### Task objective
Find the lines that hold the word "name" and return them.

### Given information
——————————
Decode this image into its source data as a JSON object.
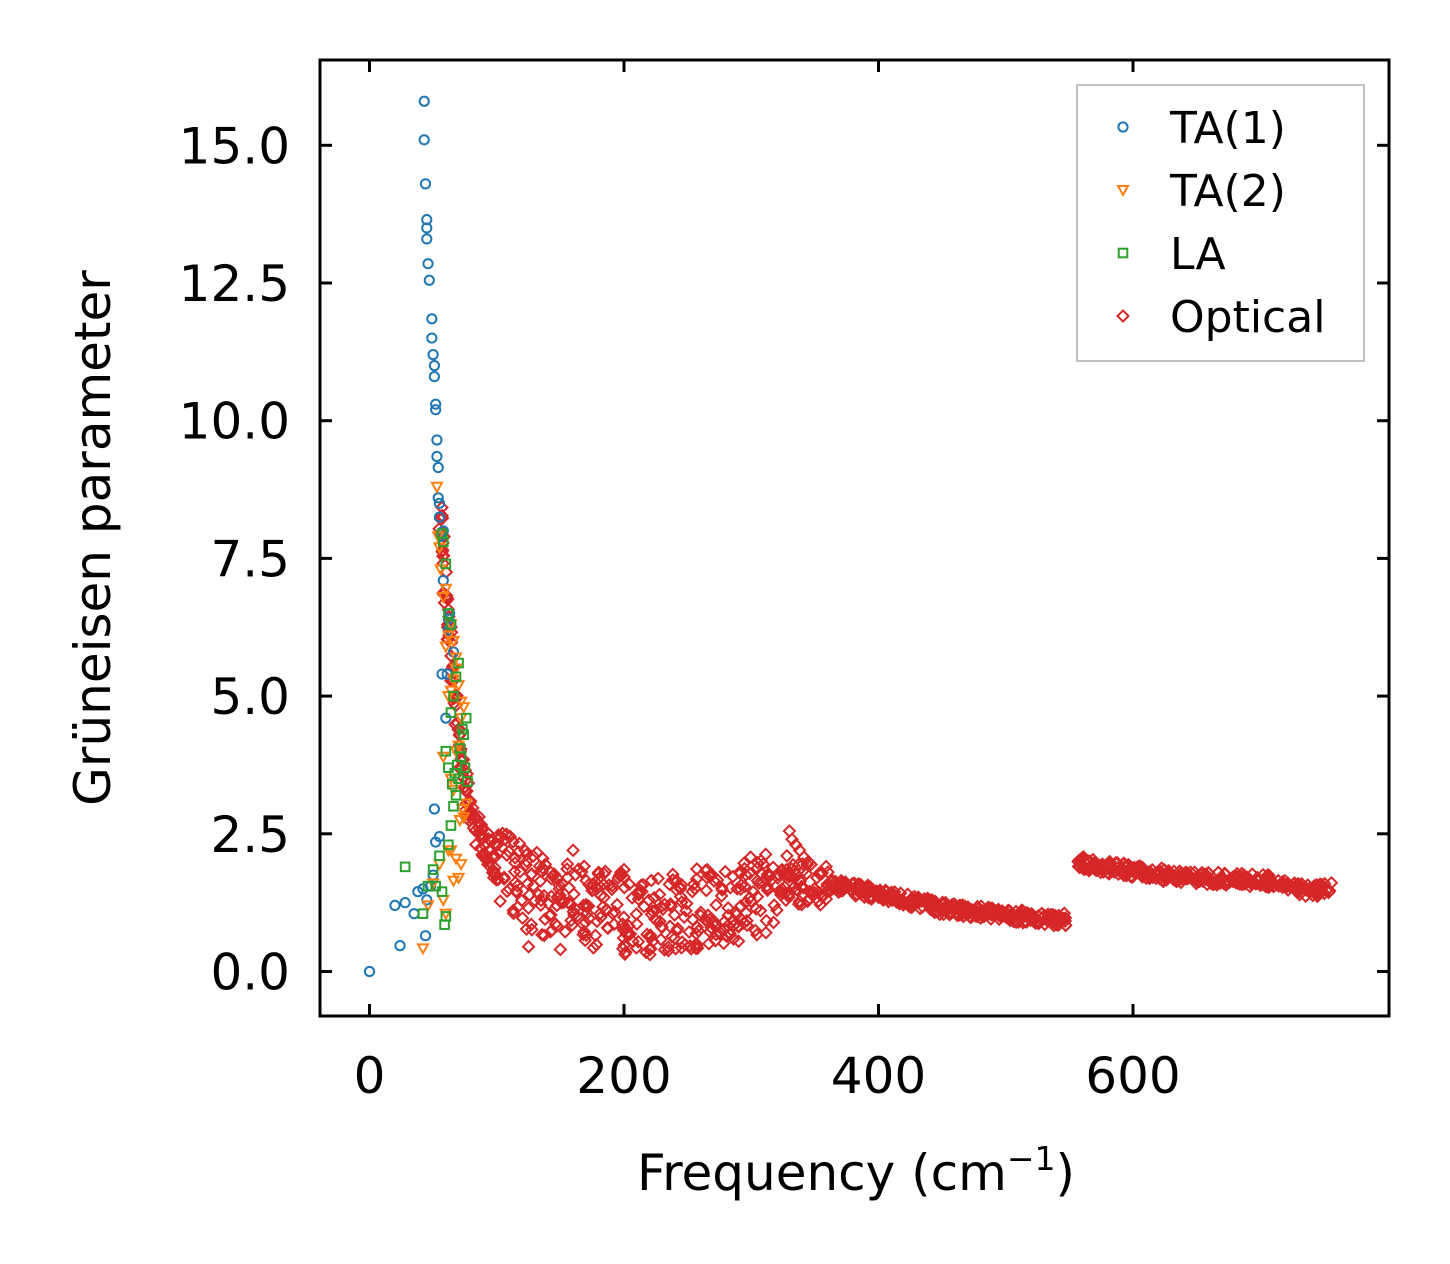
{
  "chart_data": {
    "type": "scatter",
    "title": "",
    "xlabel": "Frequency (cm",
    "xlabel_superscript": "−1",
    "xlabel_suffix": ")",
    "ylabel": "Grüneisen parameter",
    "xlim": [
      -38,
      800
    ],
    "ylim": [
      -0.78,
      16.55
    ],
    "xticks": [
      0,
      200,
      400,
      600
    ],
    "xtick_labels": [
      "0",
      "200",
      "400",
      "600"
    ],
    "yticks": [
      0.0,
      2.5,
      5.0,
      7.5,
      10.0,
      12.5,
      15.0
    ],
    "ytick_labels": [
      "0.0",
      "2.5",
      "5.0",
      "7.5",
      "10.0",
      "12.5",
      "15.0"
    ],
    "legend_position": "top-right",
    "series": [
      {
        "name": "TA(1)",
        "marker": "circle",
        "color": "#1f77b4",
        "points": [
          [
            0,
            0
          ],
          [
            20,
            1.2
          ],
          [
            24,
            0.47
          ],
          [
            28,
            1.25
          ],
          [
            35,
            1.05
          ],
          [
            38,
            1.45
          ],
          [
            42,
            1.5
          ],
          [
            44,
            0.65
          ],
          [
            45,
            1.3
          ],
          [
            48,
            1.55
          ],
          [
            50,
            1.75
          ],
          [
            51,
            2.95
          ],
          [
            52,
            2.35
          ],
          [
            55,
            2.45
          ],
          [
            57,
            5.4
          ],
          [
            60,
            4.6
          ],
          [
            61,
            5.4
          ],
          [
            62,
            6.2
          ],
          [
            62,
            6.4
          ],
          [
            63,
            6.5
          ],
          [
            58,
            7.1
          ],
          [
            56,
            7.9
          ],
          [
            55,
            8.25
          ],
          [
            55,
            8.5
          ],
          [
            54,
            8.6
          ],
          [
            54,
            9.15
          ],
          [
            53,
            9.35
          ],
          [
            53,
            9.65
          ],
          [
            52,
            10.2
          ],
          [
            52,
            10.3
          ],
          [
            51,
            10.8
          ],
          [
            51,
            11.0
          ],
          [
            50,
            11.2
          ],
          [
            49,
            11.5
          ],
          [
            49,
            11.85
          ],
          [
            47,
            12.55
          ],
          [
            46,
            12.85
          ],
          [
            45,
            13.3
          ],
          [
            45,
            13.5
          ],
          [
            45,
            13.65
          ],
          [
            44,
            14.3
          ],
          [
            43,
            15.1
          ],
          [
            43,
            15.8
          ],
          [
            64,
            6.3
          ],
          [
            66,
            5.8
          ],
          [
            58,
            8.0
          ]
        ]
      },
      {
        "name": "TA(2)",
        "marker": "triangle-down",
        "color": "#ff7f0e",
        "points": [
          [
            42,
            0.42
          ],
          [
            46,
            1.2
          ],
          [
            50,
            1.6
          ],
          [
            55,
            1.95
          ],
          [
            58,
            1.3
          ],
          [
            60,
            1.05
          ],
          [
            62,
            2.2
          ],
          [
            64,
            2.2
          ],
          [
            66,
            1.65
          ],
          [
            68,
            2.05
          ],
          [
            70,
            1.7
          ],
          [
            72,
            1.95
          ],
          [
            74,
            2.8
          ],
          [
            76,
            3.05
          ],
          [
            64,
            3.5
          ],
          [
            66,
            3.3
          ],
          [
            68,
            4.0
          ],
          [
            70,
            4.1
          ],
          [
            72,
            4.6
          ],
          [
            74,
            4.8
          ],
          [
            62,
            5.0
          ],
          [
            64,
            5.1
          ],
          [
            66,
            5.3
          ],
          [
            68,
            5.5
          ],
          [
            70,
            5.2
          ],
          [
            72,
            4.9
          ],
          [
            60,
            5.9
          ],
          [
            62,
            6.1
          ],
          [
            64,
            6.3
          ],
          [
            66,
            6.0
          ],
          [
            68,
            5.7
          ],
          [
            58,
            6.8
          ],
          [
            60,
            6.95
          ],
          [
            56,
            7.3
          ],
          [
            55,
            7.7
          ],
          [
            54,
            7.9
          ],
          [
            53,
            8.8
          ],
          [
            71,
            2.75
          ],
          [
            73,
            2.95
          ],
          [
            58,
            3.9
          ]
        ]
      },
      {
        "name": "LA",
        "marker": "square",
        "color": "#2ca02c",
        "points": [
          [
            28,
            1.9
          ],
          [
            42,
            1.05
          ],
          [
            46,
            1.55
          ],
          [
            50,
            1.85
          ],
          [
            52,
            1.55
          ],
          [
            55,
            2.1
          ],
          [
            57,
            1.45
          ],
          [
            59,
            0.85
          ],
          [
            60,
            1.0
          ],
          [
            62,
            2.3
          ],
          [
            64,
            2.65
          ],
          [
            66,
            3.0
          ],
          [
            68,
            3.2
          ],
          [
            70,
            3.5
          ],
          [
            72,
            3.9
          ],
          [
            74,
            4.3
          ],
          [
            76,
            4.6
          ],
          [
            65,
            3.4
          ],
          [
            67,
            3.6
          ],
          [
            69,
            3.75
          ],
          [
            71,
            4.05
          ],
          [
            73,
            4.4
          ],
          [
            60,
            4.0
          ],
          [
            62,
            3.7
          ],
          [
            64,
            4.7
          ],
          [
            66,
            5.0
          ],
          [
            68,
            5.35
          ],
          [
            70,
            5.6
          ],
          [
            62,
            6.5
          ],
          [
            64,
            6.3
          ],
          [
            60,
            7.4
          ],
          [
            58,
            7.8
          ],
          [
            57,
            7.95
          ],
          [
            75,
            3.7
          ],
          [
            77,
            3.45
          ]
        ]
      },
      {
        "name": "Optical",
        "marker": "diamond",
        "color": "#d62728",
        "points": []
      }
    ],
    "optical_cloud": [
      [
        55,
        8.8
      ],
      [
        57,
        7.8
      ],
      [
        58,
        7.5
      ],
      [
        60,
        6.9
      ],
      [
        62,
        6.4
      ],
      [
        64,
        5.9
      ],
      [
        66,
        5.3
      ],
      [
        68,
        4.8
      ],
      [
        70,
        4.3
      ],
      [
        72,
        3.9
      ],
      [
        74,
        3.6
      ],
      [
        76,
        3.3
      ],
      [
        78,
        3.1
      ],
      [
        80,
        2.95
      ],
      [
        82,
        2.8
      ],
      [
        85,
        2.6
      ],
      [
        88,
        2.4
      ],
      [
        90,
        2.3
      ],
      [
        92,
        2.2
      ],
      [
        95,
        2.1
      ],
      [
        98,
        2.0
      ],
      [
        100,
        1.95
      ],
      [
        105,
        1.85
      ],
      [
        110,
        1.75
      ],
      [
        115,
        1.7
      ],
      [
        120,
        1.6
      ],
      [
        125,
        1.5
      ],
      [
        130,
        1.45
      ],
      [
        135,
        1.4
      ],
      [
        140,
        1.35
      ],
      [
        145,
        1.35
      ],
      [
        150,
        1.3
      ],
      [
        160,
        1.25
      ],
      [
        170,
        1.2
      ],
      [
        180,
        1.15
      ],
      [
        190,
        1.1
      ],
      [
        200,
        1.05
      ],
      [
        210,
        1.0
      ],
      [
        220,
        0.95
      ],
      [
        230,
        1.0
      ],
      [
        240,
        1.05
      ],
      [
        250,
        1.1
      ],
      [
        260,
        1.15
      ],
      [
        270,
        1.2
      ],
      [
        280,
        1.25
      ],
      [
        290,
        1.3
      ],
      [
        300,
        1.35
      ],
      [
        310,
        1.4
      ],
      [
        320,
        1.5
      ],
      [
        330,
        1.6
      ],
      [
        340,
        1.65
      ],
      [
        350,
        1.65
      ],
      [
        360,
        1.6
      ],
      [
        370,
        1.55
      ],
      [
        380,
        1.5
      ],
      [
        390,
        1.45
      ],
      [
        400,
        1.4
      ],
      [
        410,
        1.35
      ],
      [
        420,
        1.3
      ],
      [
        430,
        1.25
      ],
      [
        440,
        1.2
      ],
      [
        450,
        1.15
      ],
      [
        460,
        1.12
      ],
      [
        470,
        1.1
      ],
      [
        480,
        1.07
      ],
      [
        490,
        1.05
      ],
      [
        500,
        1.03
      ],
      [
        510,
        1.0
      ],
      [
        520,
        0.98
      ],
      [
        530,
        0.96
      ],
      [
        540,
        0.95
      ],
      [
        550,
        0.94
      ],
      [
        555,
        2.0
      ],
      [
        565,
        1.95
      ],
      [
        575,
        1.9
      ],
      [
        585,
        1.88
      ],
      [
        595,
        1.85
      ],
      [
        605,
        1.8
      ],
      [
        615,
        1.78
      ],
      [
        625,
        1.75
      ],
      [
        635,
        1.73
      ],
      [
        645,
        1.71
      ],
      [
        655,
        1.7
      ],
      [
        665,
        1.69
      ],
      [
        675,
        1.68
      ],
      [
        685,
        1.66
      ],
      [
        695,
        1.66
      ],
      [
        705,
        1.65
      ],
      [
        715,
        1.6
      ],
      [
        725,
        1.52
      ],
      [
        735,
        1.48
      ],
      [
        745,
        1.47
      ],
      [
        755,
        1.5
      ]
    ]
  }
}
——————————
### Answer
        "name": "TA(1)",
        "name": "TA(2)",
        "name": "LA",
        "name": "Optical",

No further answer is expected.